WHAT YOU ARE ASKED TO DO.
Return all the entries exactly, keeping pictures out.

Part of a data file
——————
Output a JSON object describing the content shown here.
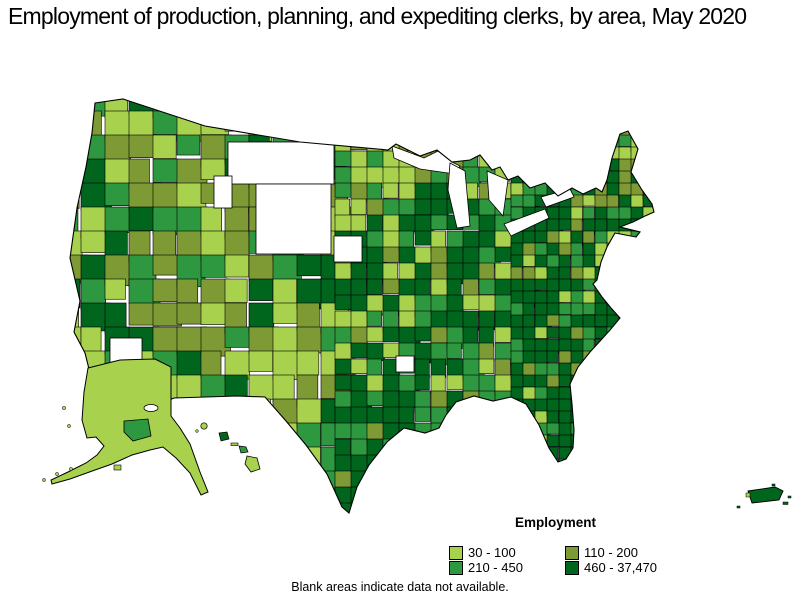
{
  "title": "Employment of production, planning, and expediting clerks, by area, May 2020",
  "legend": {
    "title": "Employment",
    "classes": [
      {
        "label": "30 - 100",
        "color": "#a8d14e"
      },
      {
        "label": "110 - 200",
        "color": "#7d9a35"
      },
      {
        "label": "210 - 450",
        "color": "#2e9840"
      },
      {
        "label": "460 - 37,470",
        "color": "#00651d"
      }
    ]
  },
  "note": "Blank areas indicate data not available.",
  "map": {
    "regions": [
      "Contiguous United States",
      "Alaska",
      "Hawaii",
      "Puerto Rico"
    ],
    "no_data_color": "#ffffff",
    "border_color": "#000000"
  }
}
——————
THE ANSWER.
Output a JSON object describing the content shown here.
{
  "title": "Employment of production, planning, and expediting clerks, by area, May 2020",
  "legend": {
    "title": "Employment",
    "classes": [
      {
        "label": "30 - 100",
        "color": "#a8d14e"
      },
      {
        "label": "110 - 200",
        "color": "#7d9a35"
      },
      {
        "label": "210 - 450",
        "color": "#2e9840"
      },
      {
        "label": "460 - 37,470",
        "color": "#00651d"
      }
    ]
  },
  "note": "Blank areas indicate data not available.",
  "map": {
    "regions": [
      "Contiguous United States",
      "Alaska",
      "Hawaii",
      "Puerto Rico"
    ],
    "no_data_color": "#ffffff",
    "border_color": "#000000"
  }
}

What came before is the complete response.